### TASK ITEM
What award did Derrick Jasper win at the Adidas Super 64 Tournament, according to the Derrick Jasper article?

### PASSAGE
Derrick Jasper

Personal information
- Born: April 13, 1988 (age 38) San Leandro, California, U.S.
- Listed height: 6 ft 6 in (1.98 m)
- Listed weight: 213 lb (97 kg)

Career information
- High school: Paso Robles (Paso Robles, California)
- College: Kentucky (2006–2008); UNLV (2009–2011);
- NBA draft: 2011: undrafted
- Position: Point guard
- Number: 5

Career highlights
- SEC All-Freshman Team (2007);

= Derrick Jasper =

American basketball player (born 1988)

Derrick Lamar Jasper (born April 13, 1988) is an American former basketball player from San Luis Obispo, California. He was listed as a point guard, but was considered versatile enough to also play the shooting guard and small forward positions. Jasper was selected to the SEC All-Freshman Team in 2007.

==Early life==
Jasper was ranked in the top 40 in many national recruiting rankings and was a consensus 4-star prospect. He was also the third-ranked point guard in the class of 2006 by Rivals.com, in addition to being ranked as the 25th overall recruit, in early 2005.

One of his top honors in AAU basketball was winning the MVP award at the Adidas Super 64 Tournament. Jasper played in summers for the Elite Basketball Organization (EBO) club, as he was teammates with Brook Lopez, Robin Lopez, and Quincy Pondexter. He attended Paso Robles High School, and was selected to the Cal-Hi Sports all-state team after leading the Bearcats to the CIF Southern Section Division 2A playoff semifinals.

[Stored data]
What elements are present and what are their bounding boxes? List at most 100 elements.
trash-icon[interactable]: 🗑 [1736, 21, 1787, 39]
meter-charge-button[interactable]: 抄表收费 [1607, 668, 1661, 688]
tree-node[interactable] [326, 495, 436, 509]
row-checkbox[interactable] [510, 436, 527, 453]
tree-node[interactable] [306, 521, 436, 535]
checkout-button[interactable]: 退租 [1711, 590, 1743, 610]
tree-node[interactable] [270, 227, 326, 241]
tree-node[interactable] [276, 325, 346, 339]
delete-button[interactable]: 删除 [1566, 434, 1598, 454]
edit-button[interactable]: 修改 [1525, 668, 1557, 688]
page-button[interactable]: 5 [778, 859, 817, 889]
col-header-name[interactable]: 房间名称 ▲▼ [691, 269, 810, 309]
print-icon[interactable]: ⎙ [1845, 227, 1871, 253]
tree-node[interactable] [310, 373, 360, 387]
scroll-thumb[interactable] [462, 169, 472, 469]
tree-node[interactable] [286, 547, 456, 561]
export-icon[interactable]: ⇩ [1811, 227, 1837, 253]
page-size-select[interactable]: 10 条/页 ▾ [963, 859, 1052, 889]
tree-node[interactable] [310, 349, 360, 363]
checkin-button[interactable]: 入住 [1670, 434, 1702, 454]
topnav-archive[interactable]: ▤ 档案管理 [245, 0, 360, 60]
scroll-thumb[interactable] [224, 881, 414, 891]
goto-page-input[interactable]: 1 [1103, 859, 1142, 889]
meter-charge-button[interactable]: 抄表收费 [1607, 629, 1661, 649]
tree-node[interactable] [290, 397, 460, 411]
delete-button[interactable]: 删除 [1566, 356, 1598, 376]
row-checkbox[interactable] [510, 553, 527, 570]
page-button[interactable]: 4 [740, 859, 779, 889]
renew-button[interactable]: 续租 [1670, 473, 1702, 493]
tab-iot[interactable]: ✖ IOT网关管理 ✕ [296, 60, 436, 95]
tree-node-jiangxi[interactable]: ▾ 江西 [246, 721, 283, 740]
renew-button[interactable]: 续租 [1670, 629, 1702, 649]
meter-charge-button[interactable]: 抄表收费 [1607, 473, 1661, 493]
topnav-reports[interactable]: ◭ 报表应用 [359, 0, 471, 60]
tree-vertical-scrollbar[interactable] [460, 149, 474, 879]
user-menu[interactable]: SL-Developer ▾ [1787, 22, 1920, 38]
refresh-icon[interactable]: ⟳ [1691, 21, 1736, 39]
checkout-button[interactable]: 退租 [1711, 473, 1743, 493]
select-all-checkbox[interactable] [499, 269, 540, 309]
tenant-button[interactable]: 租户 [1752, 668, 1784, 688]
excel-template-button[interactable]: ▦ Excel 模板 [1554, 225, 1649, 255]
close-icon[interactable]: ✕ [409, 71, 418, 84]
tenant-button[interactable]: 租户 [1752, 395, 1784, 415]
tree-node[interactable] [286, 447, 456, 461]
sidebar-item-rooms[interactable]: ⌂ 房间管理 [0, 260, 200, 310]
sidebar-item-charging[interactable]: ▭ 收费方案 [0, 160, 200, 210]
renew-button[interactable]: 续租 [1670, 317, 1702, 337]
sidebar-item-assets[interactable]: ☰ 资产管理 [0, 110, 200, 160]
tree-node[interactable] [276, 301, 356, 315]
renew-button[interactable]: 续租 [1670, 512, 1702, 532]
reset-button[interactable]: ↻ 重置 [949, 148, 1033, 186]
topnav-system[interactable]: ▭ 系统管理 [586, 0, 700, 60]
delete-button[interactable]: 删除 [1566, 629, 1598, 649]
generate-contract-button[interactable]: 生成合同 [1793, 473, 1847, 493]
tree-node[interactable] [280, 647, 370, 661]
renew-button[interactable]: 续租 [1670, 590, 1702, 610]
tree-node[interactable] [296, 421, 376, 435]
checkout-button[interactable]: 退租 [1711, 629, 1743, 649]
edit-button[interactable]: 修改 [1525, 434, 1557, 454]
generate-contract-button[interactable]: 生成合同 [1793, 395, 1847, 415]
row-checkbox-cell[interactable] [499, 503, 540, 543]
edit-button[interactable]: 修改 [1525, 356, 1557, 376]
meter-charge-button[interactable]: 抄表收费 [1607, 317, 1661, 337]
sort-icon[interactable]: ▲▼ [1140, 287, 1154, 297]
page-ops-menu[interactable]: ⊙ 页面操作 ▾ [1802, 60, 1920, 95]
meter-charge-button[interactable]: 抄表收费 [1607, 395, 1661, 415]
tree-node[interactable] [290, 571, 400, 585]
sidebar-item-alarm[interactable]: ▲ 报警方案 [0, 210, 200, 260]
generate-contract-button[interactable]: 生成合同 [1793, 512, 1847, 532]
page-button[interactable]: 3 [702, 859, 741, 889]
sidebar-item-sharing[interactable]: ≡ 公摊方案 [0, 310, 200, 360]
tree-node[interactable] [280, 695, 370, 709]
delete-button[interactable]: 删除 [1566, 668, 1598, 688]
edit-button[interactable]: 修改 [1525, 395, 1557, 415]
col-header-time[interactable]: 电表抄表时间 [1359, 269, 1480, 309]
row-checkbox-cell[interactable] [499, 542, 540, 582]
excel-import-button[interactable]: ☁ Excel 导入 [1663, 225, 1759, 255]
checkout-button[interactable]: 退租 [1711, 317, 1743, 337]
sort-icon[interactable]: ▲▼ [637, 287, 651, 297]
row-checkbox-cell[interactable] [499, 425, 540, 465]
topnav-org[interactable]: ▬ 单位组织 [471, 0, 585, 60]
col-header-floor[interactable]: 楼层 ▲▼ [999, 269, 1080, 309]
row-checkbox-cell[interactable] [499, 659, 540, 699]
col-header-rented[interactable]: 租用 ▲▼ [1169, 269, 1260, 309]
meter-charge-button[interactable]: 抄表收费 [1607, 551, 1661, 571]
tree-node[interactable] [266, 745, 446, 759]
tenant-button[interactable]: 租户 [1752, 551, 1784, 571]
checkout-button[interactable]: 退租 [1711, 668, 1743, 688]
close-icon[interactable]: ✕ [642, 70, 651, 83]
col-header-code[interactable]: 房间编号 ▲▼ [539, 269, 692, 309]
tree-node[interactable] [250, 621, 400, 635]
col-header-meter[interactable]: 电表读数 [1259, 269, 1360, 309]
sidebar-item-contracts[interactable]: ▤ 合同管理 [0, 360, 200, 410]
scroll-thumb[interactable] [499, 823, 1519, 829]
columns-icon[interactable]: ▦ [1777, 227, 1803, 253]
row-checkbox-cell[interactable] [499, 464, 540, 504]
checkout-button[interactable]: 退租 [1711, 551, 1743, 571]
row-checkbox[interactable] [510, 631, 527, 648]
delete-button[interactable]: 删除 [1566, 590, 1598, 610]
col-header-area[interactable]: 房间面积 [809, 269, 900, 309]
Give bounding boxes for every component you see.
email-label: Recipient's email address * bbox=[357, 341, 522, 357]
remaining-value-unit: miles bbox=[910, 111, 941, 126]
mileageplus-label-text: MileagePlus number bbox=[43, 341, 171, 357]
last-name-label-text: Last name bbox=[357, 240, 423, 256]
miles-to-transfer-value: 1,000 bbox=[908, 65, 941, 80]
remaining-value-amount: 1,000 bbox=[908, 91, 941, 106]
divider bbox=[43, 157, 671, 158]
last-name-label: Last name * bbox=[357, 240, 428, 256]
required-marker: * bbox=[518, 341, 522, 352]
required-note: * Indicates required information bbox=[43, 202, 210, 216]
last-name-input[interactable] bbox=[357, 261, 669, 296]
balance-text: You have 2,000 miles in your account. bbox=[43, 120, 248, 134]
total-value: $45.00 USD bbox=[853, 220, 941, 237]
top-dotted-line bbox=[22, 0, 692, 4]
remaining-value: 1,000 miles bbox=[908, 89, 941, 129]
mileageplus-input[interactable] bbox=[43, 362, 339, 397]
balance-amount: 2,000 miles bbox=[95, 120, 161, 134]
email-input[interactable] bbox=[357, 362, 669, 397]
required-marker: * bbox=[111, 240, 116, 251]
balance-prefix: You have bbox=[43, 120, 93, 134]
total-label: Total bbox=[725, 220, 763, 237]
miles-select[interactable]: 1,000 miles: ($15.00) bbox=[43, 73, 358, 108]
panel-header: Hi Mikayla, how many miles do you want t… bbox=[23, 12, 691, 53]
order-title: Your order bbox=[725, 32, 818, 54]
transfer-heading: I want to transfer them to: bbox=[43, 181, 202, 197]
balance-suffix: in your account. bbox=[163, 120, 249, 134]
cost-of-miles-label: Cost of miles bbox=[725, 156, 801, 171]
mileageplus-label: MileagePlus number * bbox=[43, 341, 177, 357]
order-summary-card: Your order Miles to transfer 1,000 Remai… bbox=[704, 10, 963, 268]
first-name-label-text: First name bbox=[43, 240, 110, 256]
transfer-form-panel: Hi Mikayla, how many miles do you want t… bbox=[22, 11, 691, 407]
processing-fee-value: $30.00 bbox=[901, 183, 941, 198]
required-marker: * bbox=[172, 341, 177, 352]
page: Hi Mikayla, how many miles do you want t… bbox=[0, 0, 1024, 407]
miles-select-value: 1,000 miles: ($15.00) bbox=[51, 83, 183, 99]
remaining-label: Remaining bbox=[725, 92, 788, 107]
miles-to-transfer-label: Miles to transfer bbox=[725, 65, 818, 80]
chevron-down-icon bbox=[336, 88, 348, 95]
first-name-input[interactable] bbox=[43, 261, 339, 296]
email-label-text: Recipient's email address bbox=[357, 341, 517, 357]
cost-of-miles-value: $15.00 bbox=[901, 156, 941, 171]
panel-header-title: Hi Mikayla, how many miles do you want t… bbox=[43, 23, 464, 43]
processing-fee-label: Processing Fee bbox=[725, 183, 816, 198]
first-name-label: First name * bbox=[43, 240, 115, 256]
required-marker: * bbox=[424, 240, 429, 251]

### TASK RESULT
The MVP award.